#### [WHAT IS EXPECTED]
Every line of the material below must be repeated exactly.

#### [TASK MATERIAL]
○ ○ ○ ○ ○
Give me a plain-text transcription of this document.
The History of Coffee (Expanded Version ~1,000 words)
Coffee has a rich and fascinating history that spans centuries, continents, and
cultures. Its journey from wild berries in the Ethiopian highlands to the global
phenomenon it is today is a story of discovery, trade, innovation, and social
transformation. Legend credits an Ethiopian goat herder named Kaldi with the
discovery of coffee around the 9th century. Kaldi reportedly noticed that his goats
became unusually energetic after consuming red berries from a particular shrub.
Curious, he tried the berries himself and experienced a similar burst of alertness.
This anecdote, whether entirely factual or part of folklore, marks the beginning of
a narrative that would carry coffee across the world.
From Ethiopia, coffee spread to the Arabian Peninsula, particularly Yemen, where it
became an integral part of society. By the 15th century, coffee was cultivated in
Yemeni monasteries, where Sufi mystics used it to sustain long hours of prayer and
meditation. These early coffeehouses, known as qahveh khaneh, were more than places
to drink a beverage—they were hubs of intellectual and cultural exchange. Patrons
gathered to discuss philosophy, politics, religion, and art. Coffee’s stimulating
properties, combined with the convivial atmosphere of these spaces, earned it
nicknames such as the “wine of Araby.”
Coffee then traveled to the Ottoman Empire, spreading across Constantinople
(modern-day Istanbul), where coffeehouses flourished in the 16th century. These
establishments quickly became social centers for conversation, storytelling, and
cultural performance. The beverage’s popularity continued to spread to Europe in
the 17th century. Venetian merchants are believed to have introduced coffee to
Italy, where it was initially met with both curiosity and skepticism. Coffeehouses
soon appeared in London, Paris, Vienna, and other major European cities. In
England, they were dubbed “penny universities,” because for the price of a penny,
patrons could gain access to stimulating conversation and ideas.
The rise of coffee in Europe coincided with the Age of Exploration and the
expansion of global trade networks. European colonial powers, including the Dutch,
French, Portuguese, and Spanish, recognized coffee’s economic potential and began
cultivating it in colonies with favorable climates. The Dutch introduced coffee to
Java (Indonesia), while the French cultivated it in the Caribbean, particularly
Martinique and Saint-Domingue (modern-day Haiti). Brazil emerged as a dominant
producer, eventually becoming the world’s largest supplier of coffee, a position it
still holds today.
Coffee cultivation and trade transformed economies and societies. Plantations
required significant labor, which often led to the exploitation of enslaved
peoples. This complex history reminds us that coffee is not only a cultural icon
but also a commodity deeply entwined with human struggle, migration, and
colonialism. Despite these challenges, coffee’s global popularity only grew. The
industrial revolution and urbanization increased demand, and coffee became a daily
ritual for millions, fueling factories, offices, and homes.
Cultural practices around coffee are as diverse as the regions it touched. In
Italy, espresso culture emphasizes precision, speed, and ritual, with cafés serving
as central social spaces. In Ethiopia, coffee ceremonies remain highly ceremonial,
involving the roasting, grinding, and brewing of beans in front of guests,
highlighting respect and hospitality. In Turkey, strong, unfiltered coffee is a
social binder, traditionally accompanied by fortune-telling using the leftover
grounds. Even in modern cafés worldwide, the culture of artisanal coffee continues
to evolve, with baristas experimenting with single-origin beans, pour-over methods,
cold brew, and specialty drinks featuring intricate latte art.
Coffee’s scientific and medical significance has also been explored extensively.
○ ○ ○ ○ ○
#### [RESULT OF THE EXERCISE]
Give me a plain-text transcription of this document.
The History of Coffee (Expanded Version ~1,000 words)
Coffee has a rich and fascinating history that spans centuries, continents, and
cultures. Its journey from wild berries in the Ethiopian highlands to the global
phenomenon it is today is a story of discovery, trade, innovation, and social
transformation. Legend credits an Ethiopian goat herder named Kaldi with the
discovery of coffee around the 9th century. Kaldi reportedly noticed that his goats
became unusually energetic after consuming red berries from a particular shrub.
Curious, he tried the berries himself and experienced a similar burst of alertness.
This anecdote, whether entirely factual or part of folklore, marks the beginning of
a narrative that would carry coffee across the world.
From Ethiopia, coffee spread to the Arabian Peninsula, particularly Yemen, where it
became an integral part of society. By the 15th century, coffee was cultivated in
Yemeni monasteries, where Sufi mystics used it to sustain long hours of prayer and
meditation. These early coffeehouses, known as qahveh khaneh, were more than places
to drink a beverage—they were hubs of intellectual and cultural exchange. Patrons
gathered to discuss philosophy, politics, religion, and art. Coffee’s stimulating
properties, combined with the convivial atmosphere of these spaces, earned it
nicknames such as the “wine of Araby.”
Coffee then traveled to the Ottoman Empire, spreading across Constantinople
(modern-day Istanbul), where coffeehouses flourished in the 16th century. These
establishments quickly became social centers for conversation, storytelling, and
cultural performance. The beverage’s popularity continued to spread to Europe in
the 17th century. Venetian merchants are believed to have introduced coffee to
Italy, where it was initially met with both curiosity and skepticism. Coffeehouses
soon appeared in London, Paris, Vienna, and other major European cities. In
England, they were dubbed “penny universities,” because for the price of a penny,
patrons could gain access to stimulating conversation and ideas.
The rise of coffee in Europe coincided with the Age of Exploration and the
expansion of global trade networks. European colonial powers, including the Dutch,
French, Portuguese, and Spanish, recognized coffee’s economic potential and began
cultivating it in colonies with favorable climates. The Dutch introduced coffee to
Java (Indonesia), while the French cultivated it in the Caribbean, particularly
Martinique and Saint-Domingue (modern-day Haiti). Brazil emerged as a dominant
producer, eventually becoming the world’s largest supplier of coffee, a position it
still holds today.
Coffee cultivation and trade transformed economies and societies. Plantations
required significant labor, which often led to the exploitation of enslaved
peoples. This complex history reminds us that coffee is not only a cultural icon
but also a commodity deeply entwined with human struggle, migration, and
colonialism. Despite these challenges, coffee’s global popularity only grew. The
industrial revolution and urbanization increased demand, and coffee became a daily
ritual for millions, fueling factories, offices, and homes.
Cultural practices around coffee are as diverse as the regions it touched. In
Italy, espresso culture emphasizes precision, speed, and ritual, with cafés serving
as central social spaces. In Ethiopia, coffee ceremonies remain highly ceremonial,
involving the roasting, grinding, and brewing of beans in front of guests,
highlighting respect and hospitality. In Turkey, strong, unfiltered coffee is a
social binder, traditionally accompanied by fortune-telling using the leftover
grounds. Even in modern cafés worldwide, the culture of artisanal coffee continues
to evolve, with baristas experimenting with single-origin beans, pour-over methods,
cold brew, and specialty drinks featuring intricate latte art.
Coffee’s scientific and medical significance has also been explored extensively.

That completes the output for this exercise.